Stored data
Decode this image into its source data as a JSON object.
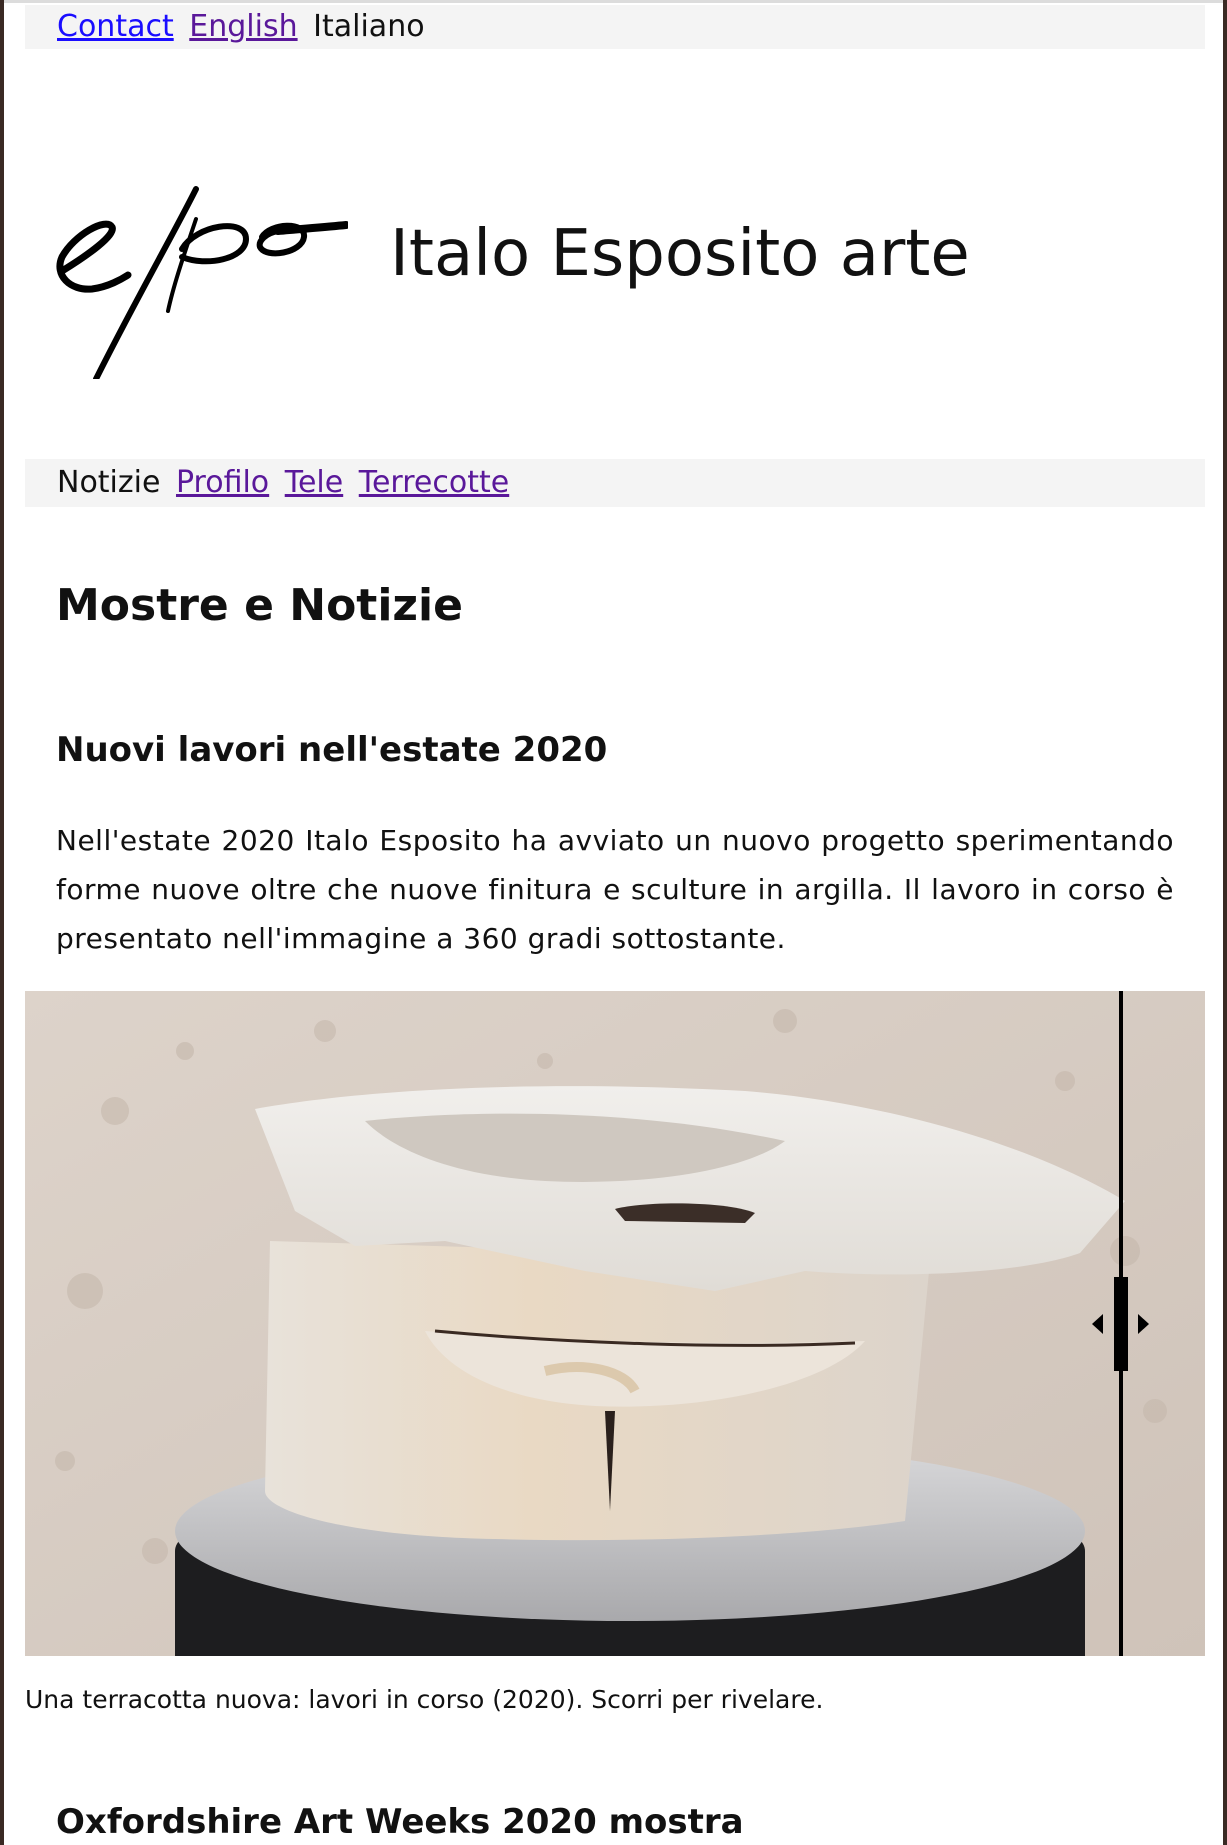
{
  "topbar": {
    "contact": "Contact",
    "english": "English",
    "italiano": "Italiano"
  },
  "header": {
    "site_title": "Italo Esposito arte",
    "logo_text": "espo"
  },
  "nav": {
    "items": [
      {
        "label": "Notizie",
        "active": true
      },
      {
        "label": "Profilo",
        "active": false
      },
      {
        "label": "Tele",
        "active": false
      },
      {
        "label": "Terrecotte",
        "active": false
      }
    ]
  },
  "main": {
    "page_title": "Mostre e Notizie",
    "section1": {
      "heading": "Nuovi lavori nell'estate 2020",
      "paragraph": "Nell'estate 2020 Italo Esposito ha avviato un nuovo progetto sperimentando forme nuove oltre che nuove finitura e sculture in argilla. Il lavoro in corso è presentato nell'immagine a 360 gradi sottostante.",
      "caption": "Una terracotta nuova: lavori in corso (2020). Scorri per rivelare."
    },
    "section2": {
      "heading": "Oxfordshire Art Weeks 2020 mostra"
    }
  },
  "colors": {
    "link_unvisited": "#1a0dff",
    "link_visited": "#5a189a",
    "bar_background": "#f4f4f4"
  }
}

→ **Task requirements**
Copy the records above exactly, omitting every picture.

→ **Complete answer**
Decode this image into its source data as a JSON object.
{
  "topbar": {
    "contact": "Contact",
    "english": "English",
    "italiano": "Italiano"
  },
  "header": {
    "site_title": "Italo Esposito arte",
    "logo_text": "espo"
  },
  "nav": {
    "items": [
      {
        "label": "Notizie",
        "active": true
      },
      {
        "label": "Profilo",
        "active": false
      },
      {
        "label": "Tele",
        "active": false
      },
      {
        "label": "Terrecotte",
        "active": false
      }
    ]
  },
  "main": {
    "page_title": "Mostre e Notizie",
    "section1": {
      "heading": "Nuovi lavori nell'estate 2020",
      "paragraph": "Nell'estate 2020 Italo Esposito ha avviato un nuovo progetto sperimentando forme nuove oltre che nuove finitura e sculture in argilla. Il lavoro in corso è presentato nell'immagine a 360 gradi sottostante.",
      "caption": "Una terracotta nuova: lavori in corso (2020). Scorri per rivelare."
    },
    "section2": {
      "heading": "Oxfordshire Art Weeks 2020 mostra"
    }
  },
  "colors": {
    "link_unvisited": "#1a0dff",
    "link_visited": "#5a189a",
    "bar_background": "#f4f4f4"
  }
}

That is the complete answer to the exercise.